• _AIM_
Take every line that has the string "其他答案合理可酌情给分" and copy it out.

• _EXTRACTED INFORMATION_

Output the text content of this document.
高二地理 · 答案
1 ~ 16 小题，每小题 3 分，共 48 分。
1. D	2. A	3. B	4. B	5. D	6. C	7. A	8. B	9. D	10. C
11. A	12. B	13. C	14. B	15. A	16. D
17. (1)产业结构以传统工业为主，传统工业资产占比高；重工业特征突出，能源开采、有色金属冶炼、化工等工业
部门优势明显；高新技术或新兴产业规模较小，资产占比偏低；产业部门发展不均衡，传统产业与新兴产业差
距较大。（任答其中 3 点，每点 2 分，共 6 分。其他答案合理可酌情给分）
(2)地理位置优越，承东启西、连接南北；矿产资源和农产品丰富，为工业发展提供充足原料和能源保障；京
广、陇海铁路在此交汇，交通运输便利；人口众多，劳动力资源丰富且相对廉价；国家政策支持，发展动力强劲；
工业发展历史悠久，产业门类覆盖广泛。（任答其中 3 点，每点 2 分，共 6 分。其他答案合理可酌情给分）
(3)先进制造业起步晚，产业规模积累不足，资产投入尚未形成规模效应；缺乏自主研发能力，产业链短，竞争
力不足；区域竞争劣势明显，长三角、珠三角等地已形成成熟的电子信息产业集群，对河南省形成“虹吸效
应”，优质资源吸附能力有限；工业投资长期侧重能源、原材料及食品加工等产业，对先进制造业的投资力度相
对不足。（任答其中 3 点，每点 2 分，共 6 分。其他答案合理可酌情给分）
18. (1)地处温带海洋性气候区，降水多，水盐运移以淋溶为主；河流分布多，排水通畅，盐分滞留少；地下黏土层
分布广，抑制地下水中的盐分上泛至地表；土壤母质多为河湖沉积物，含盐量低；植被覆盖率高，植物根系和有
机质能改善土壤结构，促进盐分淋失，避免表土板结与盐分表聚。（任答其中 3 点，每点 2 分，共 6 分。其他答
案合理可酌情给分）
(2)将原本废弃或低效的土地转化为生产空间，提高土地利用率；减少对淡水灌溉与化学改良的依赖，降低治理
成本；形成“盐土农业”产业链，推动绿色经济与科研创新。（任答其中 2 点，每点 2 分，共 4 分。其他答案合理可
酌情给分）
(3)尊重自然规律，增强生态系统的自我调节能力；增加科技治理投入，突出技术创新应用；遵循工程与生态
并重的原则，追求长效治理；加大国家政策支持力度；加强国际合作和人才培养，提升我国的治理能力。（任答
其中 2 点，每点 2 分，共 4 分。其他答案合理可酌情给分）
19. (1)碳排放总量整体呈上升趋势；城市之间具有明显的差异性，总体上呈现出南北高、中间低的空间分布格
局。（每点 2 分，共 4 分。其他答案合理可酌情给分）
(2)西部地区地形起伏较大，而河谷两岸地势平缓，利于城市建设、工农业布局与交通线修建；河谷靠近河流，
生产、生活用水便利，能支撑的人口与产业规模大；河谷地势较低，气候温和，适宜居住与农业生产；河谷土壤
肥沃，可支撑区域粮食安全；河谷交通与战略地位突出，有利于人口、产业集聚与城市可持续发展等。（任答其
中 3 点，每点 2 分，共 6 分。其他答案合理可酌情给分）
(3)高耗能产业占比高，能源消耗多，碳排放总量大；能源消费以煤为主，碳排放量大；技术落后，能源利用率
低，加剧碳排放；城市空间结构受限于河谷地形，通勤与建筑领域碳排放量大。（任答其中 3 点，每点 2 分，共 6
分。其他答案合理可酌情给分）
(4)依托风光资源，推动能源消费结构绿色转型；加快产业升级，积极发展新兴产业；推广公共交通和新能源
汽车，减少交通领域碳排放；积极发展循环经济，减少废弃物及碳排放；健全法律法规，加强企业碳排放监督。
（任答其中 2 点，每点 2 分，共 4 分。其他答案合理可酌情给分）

• _ANSWER TO THIS TASK_
距较大。（任答其中 3 点，每点 2 分，共 6 分。其他答案合理可酌情给分）
工业发展历史悠久，产业门类覆盖广泛。（任答其中 3 点，每点 2 分，共 6 分。其他答案合理可酌情给分）
对不足。（任答其中 3 点，每点 2 分，共 6 分。其他答案合理可酌情给分）
其中 2 点，每点 2 分，共 4 分。其他答案合理可酌情给分）
局。（每点 2 分，共 4 分。其他答案合理可酌情给分）
中 3 点，每点 2 分，共 6 分。其他答案合理可酌情给分）
分。其他答案合理可酌情给分）
（任答其中 2 点，每点 2 分，共 4 分。其他答案合理可酌情给分）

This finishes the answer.